** Start **

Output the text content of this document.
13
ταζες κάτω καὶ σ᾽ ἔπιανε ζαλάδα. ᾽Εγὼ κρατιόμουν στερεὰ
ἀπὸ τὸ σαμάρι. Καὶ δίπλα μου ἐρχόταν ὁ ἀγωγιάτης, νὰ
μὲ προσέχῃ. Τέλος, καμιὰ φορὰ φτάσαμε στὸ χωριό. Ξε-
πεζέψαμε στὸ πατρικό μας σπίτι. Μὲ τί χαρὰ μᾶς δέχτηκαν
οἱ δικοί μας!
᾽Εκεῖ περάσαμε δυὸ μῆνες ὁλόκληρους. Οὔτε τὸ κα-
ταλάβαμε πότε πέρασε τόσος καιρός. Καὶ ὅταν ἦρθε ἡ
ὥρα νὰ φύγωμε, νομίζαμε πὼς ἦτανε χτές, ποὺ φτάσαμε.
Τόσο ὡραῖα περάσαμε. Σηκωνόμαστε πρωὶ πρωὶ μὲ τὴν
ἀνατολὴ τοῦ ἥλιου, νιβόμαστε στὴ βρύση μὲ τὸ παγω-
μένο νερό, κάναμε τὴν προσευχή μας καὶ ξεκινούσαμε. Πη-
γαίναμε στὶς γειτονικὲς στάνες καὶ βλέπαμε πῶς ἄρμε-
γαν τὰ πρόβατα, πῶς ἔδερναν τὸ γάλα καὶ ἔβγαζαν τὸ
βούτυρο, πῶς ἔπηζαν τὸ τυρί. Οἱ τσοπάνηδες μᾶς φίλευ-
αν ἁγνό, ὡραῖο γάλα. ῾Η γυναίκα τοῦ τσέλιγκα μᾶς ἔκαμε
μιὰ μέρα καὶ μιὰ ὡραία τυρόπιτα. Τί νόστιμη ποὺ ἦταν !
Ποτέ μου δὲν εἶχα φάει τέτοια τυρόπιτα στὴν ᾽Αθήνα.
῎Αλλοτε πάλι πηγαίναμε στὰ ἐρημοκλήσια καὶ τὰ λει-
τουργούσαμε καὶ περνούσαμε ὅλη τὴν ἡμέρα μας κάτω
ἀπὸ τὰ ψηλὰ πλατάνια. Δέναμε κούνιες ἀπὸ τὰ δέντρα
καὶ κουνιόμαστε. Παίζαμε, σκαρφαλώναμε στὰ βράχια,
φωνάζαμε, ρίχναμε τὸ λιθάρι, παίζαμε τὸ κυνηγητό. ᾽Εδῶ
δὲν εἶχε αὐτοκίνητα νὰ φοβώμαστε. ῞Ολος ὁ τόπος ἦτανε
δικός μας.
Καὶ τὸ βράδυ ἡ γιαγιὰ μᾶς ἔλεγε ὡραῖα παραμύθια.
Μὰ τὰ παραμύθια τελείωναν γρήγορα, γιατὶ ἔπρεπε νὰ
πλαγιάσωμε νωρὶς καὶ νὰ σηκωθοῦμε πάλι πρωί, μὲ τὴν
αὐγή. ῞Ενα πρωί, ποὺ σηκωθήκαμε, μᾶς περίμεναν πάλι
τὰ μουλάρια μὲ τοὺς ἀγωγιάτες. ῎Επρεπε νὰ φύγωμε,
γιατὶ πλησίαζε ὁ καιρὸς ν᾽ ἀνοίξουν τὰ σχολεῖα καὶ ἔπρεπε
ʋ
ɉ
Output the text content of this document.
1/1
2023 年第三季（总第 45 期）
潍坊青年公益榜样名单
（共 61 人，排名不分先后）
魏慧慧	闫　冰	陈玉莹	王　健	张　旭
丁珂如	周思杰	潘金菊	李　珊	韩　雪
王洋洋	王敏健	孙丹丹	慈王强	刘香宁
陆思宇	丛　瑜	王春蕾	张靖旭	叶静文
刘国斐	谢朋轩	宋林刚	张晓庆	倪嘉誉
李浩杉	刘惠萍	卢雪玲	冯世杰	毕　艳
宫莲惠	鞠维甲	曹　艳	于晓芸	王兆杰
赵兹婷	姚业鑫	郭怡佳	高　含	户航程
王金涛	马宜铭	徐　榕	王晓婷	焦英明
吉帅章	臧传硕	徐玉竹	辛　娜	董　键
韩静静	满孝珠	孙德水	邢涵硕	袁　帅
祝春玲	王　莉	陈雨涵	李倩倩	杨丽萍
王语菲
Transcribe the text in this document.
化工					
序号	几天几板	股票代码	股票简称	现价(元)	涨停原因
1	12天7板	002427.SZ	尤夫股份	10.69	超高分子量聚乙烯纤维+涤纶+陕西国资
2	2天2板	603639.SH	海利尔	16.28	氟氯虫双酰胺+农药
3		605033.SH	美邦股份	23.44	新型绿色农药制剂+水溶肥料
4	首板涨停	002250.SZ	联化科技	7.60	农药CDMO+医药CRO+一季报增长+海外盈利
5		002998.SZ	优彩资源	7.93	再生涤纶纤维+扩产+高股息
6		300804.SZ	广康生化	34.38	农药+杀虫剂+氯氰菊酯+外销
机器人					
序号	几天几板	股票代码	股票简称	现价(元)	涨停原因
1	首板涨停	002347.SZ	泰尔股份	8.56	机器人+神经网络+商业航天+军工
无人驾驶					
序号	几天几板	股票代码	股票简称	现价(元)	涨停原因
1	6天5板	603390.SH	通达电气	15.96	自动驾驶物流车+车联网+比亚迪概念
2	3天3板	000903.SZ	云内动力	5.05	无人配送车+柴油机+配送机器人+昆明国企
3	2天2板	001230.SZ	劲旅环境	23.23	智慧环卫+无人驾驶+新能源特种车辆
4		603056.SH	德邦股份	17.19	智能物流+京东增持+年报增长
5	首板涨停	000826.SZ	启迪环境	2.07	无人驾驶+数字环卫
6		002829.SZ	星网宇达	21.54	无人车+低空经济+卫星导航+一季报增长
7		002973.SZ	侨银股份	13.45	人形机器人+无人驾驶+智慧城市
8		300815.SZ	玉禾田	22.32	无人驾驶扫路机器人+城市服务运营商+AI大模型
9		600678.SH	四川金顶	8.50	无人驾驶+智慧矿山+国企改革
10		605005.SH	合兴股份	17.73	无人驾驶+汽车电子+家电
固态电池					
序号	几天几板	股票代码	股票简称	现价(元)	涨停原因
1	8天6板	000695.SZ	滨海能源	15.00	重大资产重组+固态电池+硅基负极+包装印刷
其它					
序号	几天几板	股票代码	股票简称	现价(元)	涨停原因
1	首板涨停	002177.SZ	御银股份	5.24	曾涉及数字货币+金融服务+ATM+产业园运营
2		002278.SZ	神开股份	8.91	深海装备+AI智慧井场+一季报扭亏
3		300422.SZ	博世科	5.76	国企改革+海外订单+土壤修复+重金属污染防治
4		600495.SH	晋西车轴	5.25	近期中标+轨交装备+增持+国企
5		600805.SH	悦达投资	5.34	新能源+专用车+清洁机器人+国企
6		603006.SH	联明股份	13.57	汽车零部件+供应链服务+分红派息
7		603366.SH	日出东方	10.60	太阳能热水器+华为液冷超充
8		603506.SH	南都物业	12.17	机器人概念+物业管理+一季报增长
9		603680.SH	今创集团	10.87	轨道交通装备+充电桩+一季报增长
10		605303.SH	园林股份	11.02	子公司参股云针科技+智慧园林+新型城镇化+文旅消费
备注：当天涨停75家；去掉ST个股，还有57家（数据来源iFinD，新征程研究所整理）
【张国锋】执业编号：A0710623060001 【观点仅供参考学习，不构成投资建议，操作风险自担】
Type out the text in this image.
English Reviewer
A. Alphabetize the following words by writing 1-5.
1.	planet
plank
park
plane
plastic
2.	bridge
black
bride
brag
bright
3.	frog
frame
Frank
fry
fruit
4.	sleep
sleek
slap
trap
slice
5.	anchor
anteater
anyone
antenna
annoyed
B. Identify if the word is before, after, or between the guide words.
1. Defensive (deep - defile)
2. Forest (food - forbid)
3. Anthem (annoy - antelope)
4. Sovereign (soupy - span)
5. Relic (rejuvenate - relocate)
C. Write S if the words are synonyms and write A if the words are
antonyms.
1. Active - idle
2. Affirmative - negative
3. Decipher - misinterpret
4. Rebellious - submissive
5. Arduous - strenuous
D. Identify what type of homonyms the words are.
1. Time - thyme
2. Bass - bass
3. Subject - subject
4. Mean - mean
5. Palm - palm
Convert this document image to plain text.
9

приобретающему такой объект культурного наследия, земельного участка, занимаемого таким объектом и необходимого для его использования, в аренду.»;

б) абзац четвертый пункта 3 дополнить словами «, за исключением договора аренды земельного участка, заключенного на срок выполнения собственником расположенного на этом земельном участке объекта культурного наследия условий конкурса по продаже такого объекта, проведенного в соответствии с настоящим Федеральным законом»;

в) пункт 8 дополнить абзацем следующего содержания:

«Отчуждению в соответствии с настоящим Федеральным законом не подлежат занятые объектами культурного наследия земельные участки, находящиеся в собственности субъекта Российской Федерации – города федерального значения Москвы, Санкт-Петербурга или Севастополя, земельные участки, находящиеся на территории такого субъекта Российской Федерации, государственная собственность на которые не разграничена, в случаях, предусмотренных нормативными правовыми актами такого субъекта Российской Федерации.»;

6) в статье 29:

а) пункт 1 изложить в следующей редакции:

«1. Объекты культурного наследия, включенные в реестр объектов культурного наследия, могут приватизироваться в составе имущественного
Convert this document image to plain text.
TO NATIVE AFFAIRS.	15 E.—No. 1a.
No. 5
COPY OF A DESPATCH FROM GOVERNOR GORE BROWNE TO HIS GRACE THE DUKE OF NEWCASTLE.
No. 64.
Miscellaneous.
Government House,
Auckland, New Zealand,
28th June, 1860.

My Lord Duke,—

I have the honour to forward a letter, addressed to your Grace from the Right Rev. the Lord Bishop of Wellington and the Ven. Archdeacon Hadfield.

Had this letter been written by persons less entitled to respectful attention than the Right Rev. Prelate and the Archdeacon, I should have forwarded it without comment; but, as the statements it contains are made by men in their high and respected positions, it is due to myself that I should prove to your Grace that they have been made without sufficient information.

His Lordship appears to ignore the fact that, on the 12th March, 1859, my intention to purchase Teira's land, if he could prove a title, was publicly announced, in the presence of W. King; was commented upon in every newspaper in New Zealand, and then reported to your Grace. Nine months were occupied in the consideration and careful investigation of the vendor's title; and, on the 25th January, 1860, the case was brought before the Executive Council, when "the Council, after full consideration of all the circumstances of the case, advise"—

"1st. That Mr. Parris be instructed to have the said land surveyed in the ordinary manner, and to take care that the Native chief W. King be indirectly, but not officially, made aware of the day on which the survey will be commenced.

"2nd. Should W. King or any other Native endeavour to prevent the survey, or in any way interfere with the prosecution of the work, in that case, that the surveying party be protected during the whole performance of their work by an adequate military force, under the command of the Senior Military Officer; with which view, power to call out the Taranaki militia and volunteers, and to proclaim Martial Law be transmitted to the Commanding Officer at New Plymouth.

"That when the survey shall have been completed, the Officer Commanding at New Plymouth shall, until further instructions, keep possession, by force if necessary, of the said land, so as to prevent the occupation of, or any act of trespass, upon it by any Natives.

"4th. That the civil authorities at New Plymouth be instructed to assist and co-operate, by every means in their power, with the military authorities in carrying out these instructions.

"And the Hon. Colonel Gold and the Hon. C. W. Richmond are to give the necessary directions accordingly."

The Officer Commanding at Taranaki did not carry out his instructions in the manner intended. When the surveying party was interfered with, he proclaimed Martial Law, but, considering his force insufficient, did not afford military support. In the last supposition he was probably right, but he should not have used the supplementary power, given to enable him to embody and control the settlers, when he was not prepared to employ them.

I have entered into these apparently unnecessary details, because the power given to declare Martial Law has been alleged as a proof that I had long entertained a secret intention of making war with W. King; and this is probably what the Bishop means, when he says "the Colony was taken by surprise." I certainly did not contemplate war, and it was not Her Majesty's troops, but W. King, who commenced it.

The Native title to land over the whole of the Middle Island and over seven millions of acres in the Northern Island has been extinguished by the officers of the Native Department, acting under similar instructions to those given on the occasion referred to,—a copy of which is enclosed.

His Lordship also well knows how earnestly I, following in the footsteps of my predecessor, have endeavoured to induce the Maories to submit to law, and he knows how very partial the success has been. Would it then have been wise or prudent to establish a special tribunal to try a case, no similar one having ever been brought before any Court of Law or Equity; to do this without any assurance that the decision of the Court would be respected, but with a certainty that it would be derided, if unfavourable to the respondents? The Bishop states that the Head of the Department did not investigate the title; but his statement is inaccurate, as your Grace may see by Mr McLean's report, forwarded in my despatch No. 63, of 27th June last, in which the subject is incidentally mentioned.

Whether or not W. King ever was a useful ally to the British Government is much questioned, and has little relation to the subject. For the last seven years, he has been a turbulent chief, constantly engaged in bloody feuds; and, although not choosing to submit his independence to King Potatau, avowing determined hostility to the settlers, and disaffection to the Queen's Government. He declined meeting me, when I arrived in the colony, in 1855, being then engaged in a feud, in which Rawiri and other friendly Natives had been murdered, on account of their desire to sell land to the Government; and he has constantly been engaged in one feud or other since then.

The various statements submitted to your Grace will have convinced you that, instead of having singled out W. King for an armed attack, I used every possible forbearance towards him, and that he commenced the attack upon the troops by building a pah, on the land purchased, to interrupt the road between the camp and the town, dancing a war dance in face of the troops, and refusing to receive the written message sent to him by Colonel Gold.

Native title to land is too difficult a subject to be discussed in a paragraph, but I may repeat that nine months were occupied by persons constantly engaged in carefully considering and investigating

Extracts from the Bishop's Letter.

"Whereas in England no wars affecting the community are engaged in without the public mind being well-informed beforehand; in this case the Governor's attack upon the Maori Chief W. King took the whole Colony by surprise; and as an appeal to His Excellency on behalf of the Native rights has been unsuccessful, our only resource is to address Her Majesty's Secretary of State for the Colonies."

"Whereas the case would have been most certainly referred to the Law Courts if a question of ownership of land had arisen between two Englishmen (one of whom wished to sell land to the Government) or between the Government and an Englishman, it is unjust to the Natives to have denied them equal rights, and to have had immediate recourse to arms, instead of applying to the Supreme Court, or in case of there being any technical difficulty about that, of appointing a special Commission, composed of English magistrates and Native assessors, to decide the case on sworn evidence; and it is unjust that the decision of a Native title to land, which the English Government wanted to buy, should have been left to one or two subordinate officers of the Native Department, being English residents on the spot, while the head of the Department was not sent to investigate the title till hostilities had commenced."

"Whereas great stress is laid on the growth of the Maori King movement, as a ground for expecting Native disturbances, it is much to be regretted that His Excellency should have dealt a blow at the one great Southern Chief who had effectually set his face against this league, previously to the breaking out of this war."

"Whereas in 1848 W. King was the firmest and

** End **

#### GIVEN REQUEST:
Extract, from the listing above, every line where the string "means" occurs.

#### COMPLETED TASK:
"4th. That the civil authorities at New Plymouth be instructed to assist and co-operate, by every means in their power, with the military authorities in carrying out these instructions.
I have entered into these apparently unnecessary details, because the power given to declare Martial Law has been alleged as a proof that I had long entertained a secret intention of making war with W. King; and this is probably what the Bishop means, when he says "the Colony was taken by surprise." I certainly did not contemplate war, and it was not Her Majesty's troops, but W. King, who commenced it.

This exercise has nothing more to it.